TASK DESCRIPTION: Search the listing below for "name". Copy each matching line.

DATA LINES:
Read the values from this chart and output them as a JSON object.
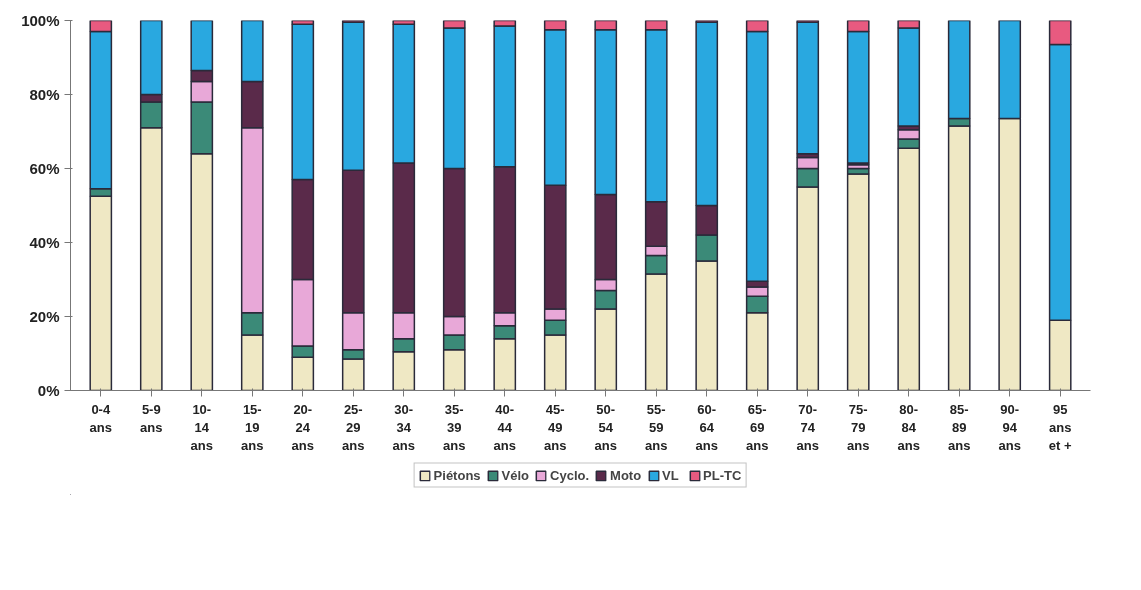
{
  "chart_data": {
    "type": "bar",
    "stacked": true,
    "categories": [
      "0-4\nans",
      "5-9\nans",
      "10-\n14\nans",
      "15-\n19\nans",
      "20-\n24\nans",
      "25-\n29\nans",
      "30-\n34\nans",
      "35-\n39\nans",
      "40-\n44\nans",
      "45-\n49\nans",
      "50-\n54\nans",
      "55-\n59\nans",
      "60-\n64\nans",
      "65-\n69\nans",
      "70-\n74\nans",
      "75-\n79\nans",
      "80-\n84\nans",
      "85-\n89\nans",
      "90-\n94\nans",
      "95\nans\net +"
    ],
    "series": [
      {
        "name": "Piétons",
        "color": "#efe8c4",
        "values": [
          52.5,
          71,
          64,
          15,
          9,
          8.5,
          10.5,
          11,
          14,
          15,
          22,
          31.5,
          35,
          21,
          55,
          58.5,
          65.5,
          71.5,
          73.5,
          19
        ]
      },
      {
        "name": "Vélo",
        "color": "#3b8a78",
        "values": [
          2,
          7,
          14,
          6,
          3,
          2.5,
          3.5,
          4,
          3.5,
          4,
          5,
          5,
          7,
          4.5,
          5,
          1.5,
          2.5,
          2,
          0,
          0
        ]
      },
      {
        "name": "Cyclo.",
        "color": "#e8a8d8",
        "values": [
          0,
          0,
          5.5,
          50,
          18,
          10,
          7,
          5,
          3.5,
          3,
          3,
          2.5,
          0,
          2.5,
          3,
          1,
          2.5,
          0,
          0,
          0
        ]
      },
      {
        "name": "Moto",
        "color": "#5a2a4a",
        "values": [
          0,
          2,
          3,
          12.5,
          27,
          38.5,
          40.5,
          40,
          39.5,
          33.5,
          23,
          12,
          8,
          1.5,
          1,
          0.5,
          1,
          0,
          0,
          0
        ]
      },
      {
        "name": "VL",
        "color": "#29a8e0",
        "values": [
          42.5,
          20,
          13.5,
          16.5,
          42,
          40,
          37.5,
          38,
          38,
          42,
          44.5,
          46.5,
          49.5,
          67.5,
          35.5,
          35.5,
          26.5,
          26.5,
          26.5,
          74.5
        ]
      },
      {
        "name": "PL-TC",
        "color": "#e85a80",
        "values": [
          3,
          0,
          0,
          0,
          1,
          0.5,
          1,
          2,
          1.5,
          2.5,
          2.5,
          2.5,
          0.5,
          3,
          0.5,
          3,
          2,
          0,
          0,
          6.5
        ]
      }
    ],
    "ylim": [
      0,
      100
    ],
    "yticks": [
      {
        "value": 0,
        "label": "0%"
      },
      {
        "value": 20,
        "label": "20%"
      },
      {
        "value": 40,
        "label": "40%"
      },
      {
        "value": 60,
        "label": "60%"
      },
      {
        "value": 80,
        "label": "80%"
      },
      {
        "value": 100,
        "label": "100%"
      }
    ],
    "legend": "bottom",
    "grid": false
  }
}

RESPONSE FOR THIS EXERCISE:
        "name": "Piétons",
        "name": "Vélo",
        "name": "Cyclo.",
        "name": "Moto",
        "name": "VL",
        "name": "PL-TC",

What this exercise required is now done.